§ **INPUT**
************
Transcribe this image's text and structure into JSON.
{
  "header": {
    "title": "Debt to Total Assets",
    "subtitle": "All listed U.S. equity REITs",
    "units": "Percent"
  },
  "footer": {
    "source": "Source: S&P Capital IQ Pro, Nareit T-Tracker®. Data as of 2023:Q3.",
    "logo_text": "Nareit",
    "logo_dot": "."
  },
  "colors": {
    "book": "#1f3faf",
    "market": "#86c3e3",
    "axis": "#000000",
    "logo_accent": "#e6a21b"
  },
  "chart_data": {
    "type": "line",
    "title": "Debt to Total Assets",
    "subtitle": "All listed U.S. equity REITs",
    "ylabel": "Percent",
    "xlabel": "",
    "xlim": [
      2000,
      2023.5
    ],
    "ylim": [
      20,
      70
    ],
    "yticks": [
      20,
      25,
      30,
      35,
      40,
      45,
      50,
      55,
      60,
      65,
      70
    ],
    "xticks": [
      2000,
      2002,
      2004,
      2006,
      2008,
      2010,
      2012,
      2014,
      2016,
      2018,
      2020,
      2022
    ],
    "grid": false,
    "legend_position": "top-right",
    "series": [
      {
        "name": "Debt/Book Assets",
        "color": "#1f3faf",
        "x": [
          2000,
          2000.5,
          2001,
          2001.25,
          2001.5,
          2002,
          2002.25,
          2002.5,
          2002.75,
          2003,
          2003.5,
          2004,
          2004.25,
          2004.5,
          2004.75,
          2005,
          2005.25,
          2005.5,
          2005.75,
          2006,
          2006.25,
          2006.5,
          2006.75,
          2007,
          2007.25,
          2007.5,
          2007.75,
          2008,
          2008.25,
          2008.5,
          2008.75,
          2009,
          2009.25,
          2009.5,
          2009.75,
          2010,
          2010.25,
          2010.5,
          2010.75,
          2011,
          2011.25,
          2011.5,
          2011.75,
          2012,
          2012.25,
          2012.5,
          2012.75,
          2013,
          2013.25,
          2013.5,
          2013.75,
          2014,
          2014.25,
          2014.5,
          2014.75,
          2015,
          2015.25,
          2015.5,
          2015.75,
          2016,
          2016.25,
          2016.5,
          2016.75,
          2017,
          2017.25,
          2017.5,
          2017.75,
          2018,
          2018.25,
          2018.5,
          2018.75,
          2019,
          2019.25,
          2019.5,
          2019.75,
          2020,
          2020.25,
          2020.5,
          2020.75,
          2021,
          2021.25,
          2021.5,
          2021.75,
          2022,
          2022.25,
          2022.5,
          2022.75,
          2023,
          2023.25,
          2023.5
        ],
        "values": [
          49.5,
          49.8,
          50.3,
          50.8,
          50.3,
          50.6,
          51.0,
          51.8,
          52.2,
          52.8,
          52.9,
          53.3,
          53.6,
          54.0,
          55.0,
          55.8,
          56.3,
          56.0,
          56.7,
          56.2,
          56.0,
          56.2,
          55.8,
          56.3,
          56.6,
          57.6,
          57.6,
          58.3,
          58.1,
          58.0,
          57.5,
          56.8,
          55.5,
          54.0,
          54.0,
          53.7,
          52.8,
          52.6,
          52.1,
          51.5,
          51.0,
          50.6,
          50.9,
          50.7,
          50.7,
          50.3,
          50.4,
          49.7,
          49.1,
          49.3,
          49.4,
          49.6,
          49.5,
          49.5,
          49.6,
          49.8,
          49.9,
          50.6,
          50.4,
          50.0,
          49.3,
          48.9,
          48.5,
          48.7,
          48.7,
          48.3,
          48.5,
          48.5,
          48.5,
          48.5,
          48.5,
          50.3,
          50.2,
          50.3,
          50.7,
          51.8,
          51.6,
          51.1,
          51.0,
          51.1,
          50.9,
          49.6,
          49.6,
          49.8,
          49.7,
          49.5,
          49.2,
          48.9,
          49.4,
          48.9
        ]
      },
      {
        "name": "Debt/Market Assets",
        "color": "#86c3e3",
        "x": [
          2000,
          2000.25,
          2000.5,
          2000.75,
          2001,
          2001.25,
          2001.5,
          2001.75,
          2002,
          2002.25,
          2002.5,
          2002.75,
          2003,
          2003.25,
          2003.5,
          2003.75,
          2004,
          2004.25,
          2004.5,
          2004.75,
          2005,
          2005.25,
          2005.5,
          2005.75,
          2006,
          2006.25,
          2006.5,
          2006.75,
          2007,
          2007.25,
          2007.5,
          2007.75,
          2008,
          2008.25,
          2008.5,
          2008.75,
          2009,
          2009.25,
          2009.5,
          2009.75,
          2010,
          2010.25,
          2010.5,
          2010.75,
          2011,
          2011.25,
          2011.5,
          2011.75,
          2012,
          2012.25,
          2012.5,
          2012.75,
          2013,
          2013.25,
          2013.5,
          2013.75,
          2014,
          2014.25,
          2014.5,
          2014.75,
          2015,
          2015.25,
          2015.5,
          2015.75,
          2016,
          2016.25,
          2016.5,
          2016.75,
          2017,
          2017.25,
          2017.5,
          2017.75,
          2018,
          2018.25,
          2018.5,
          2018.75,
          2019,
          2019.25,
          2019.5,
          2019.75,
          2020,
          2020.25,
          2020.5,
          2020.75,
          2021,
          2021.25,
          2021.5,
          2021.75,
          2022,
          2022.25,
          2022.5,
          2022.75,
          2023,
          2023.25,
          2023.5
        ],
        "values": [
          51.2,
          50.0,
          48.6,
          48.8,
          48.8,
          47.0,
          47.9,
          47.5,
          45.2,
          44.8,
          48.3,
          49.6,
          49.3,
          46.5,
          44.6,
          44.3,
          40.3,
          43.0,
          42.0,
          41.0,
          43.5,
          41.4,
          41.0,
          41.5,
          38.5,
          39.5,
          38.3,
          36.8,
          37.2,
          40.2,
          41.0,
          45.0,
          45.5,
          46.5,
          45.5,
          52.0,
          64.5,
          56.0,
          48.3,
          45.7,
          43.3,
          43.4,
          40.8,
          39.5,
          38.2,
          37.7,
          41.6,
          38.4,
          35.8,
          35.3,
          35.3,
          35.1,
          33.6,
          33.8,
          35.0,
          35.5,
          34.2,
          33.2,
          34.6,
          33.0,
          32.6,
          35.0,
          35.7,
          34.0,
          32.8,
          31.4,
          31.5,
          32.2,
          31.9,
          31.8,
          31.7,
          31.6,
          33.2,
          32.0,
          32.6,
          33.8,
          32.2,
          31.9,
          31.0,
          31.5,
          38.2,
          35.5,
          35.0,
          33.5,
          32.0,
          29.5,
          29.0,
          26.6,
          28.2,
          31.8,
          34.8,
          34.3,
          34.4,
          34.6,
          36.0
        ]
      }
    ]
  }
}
************
§ **TASK**
Using the listing above, show every line that includes the string "Nareit".

§ **ANSWER TO THIS PROBLEM**
    "source": "Source: S&P Capital IQ Pro, Nareit T-Tracker®. Data as of 2023:Q3.",
    "logo_text": "Nareit",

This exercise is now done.